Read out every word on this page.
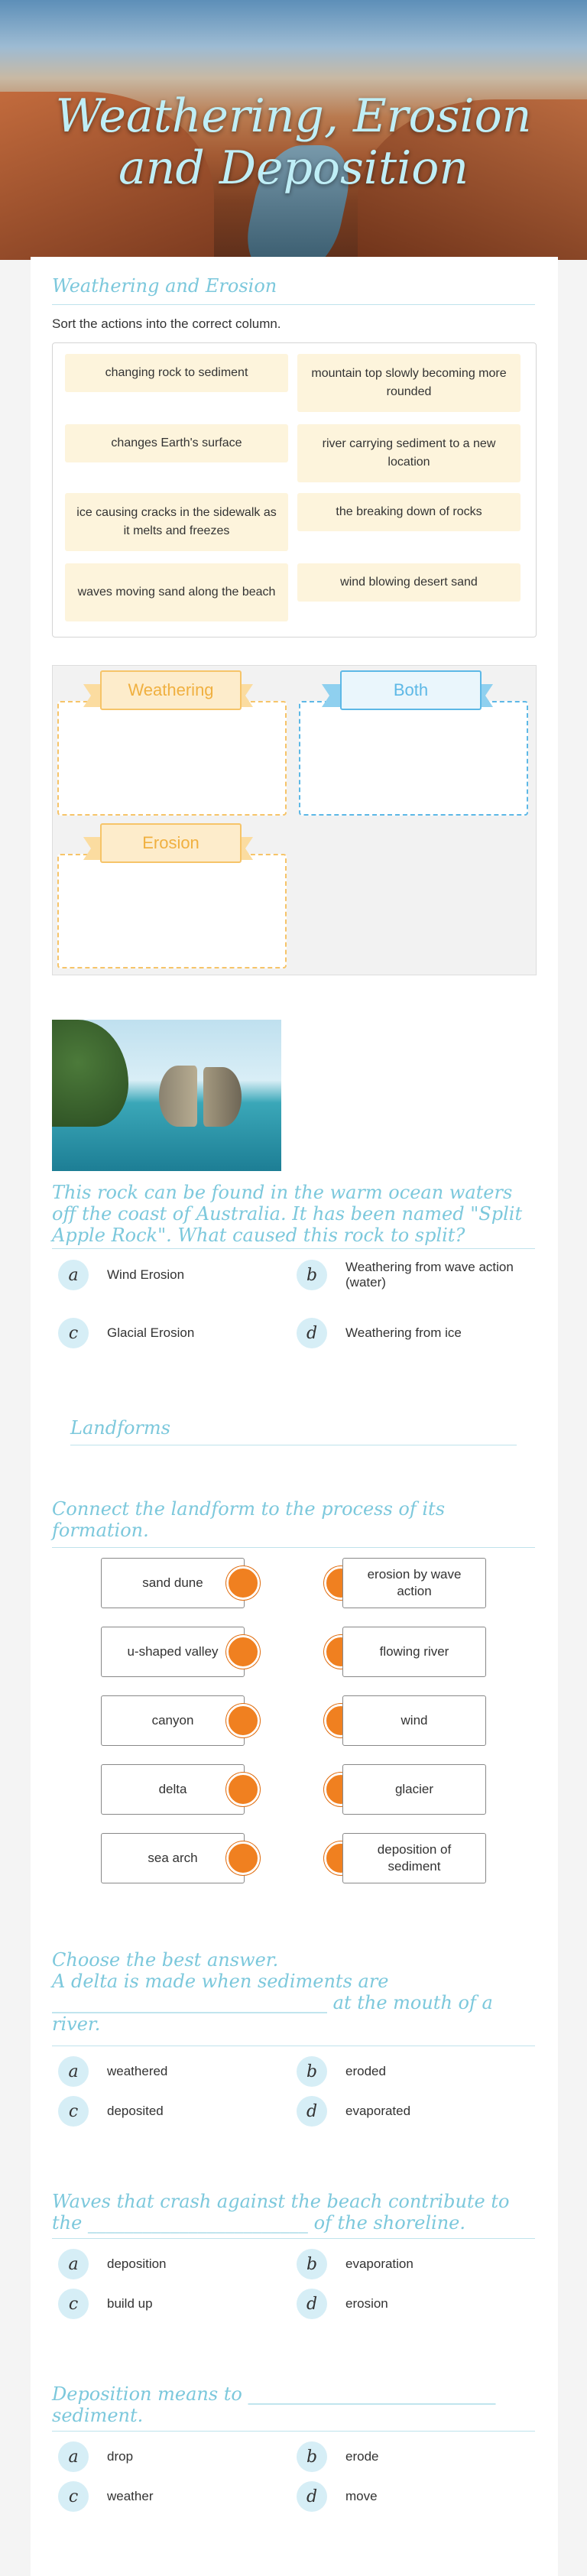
Weathering, Erosion
and Deposition
Weathering and Erosion
Sort the actions into the correct column.
changing rock to sediment	mountain top slowly becoming more rounded
changes Earth's surface	river carrying sediment to a new location
ice causing cracks in the sidewalk as it melts and freezes
the breaking down of rocks
waves moving sand along the beach
wind blowing desert sand
Weathering	Both
Erosion
This rock can be found in the warm ocean waters off the coast of Australia. It has been named "Split Apple Rock". What caused this rock to split?
a	Wind Erosion	b	Weathering from wave action (water)
c	Glacial Erosion	d	Weathering from ice
Landforms
Connect the landform to the process of its formation.
sand dune
u-shaped valley
canyon
delta
sea arch
erosion by wave action
flowing river
wind
glacier
deposition of sediment
Choose the best answer.
A delta is made when sediments are ______________________________ at the mouth of a river.
a	weathered	b	eroded
c	deposited	d	evaporated
Waves that crash against the beach contribute to the ________________________ of the shoreline.
a	deposition	b	evaporation
c	build up	d	erosion
Deposition means to ___________________________ sediment.
a	drop	b	erode
c	weather	d	move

═══

→ **WHAT YOU WILL DO**:
Transcribe all the records above word for word, without their images.

→ **WORKED ANSWER**:
Read out every word on this page.
Weathering, Erosion
and Deposition
Weathering and Erosion
Sort the actions into the correct column.
changing rock to sediment	mountain top slowly becoming more rounded
changes Earth's surface	river carrying sediment to a new location
ice causing cracks in the sidewalk as it melts and freezes
the breaking down of rocks
waves moving sand along the beach
wind blowing desert sand
Weathering	Both
Erosion
This rock can be found in the warm ocean waters off the coast of Australia. It has been named "Split Apple Rock". What caused this rock to split?
a	Wind Erosion	b	Weathering from wave action (water)
c	Glacial Erosion	d	Weathering from ice
Landforms
Connect the landform to the process of its formation.
sand dune
u-shaped valley
canyon
delta
sea arch
erosion by wave action
flowing river
wind
glacier
deposition of sediment
Choose the best answer.
A delta is made when sediments are ______________________________ at the mouth of a river.
a	weathered	b	eroded
c	deposited	d	evaporated
Waves that crash against the beach contribute to the ________________________ of the shoreline.
a	deposition	b	evaporation
c	build up	d	erosion
Deposition means to ___________________________ sediment.
a	drop	b	erode
c	weather	d	move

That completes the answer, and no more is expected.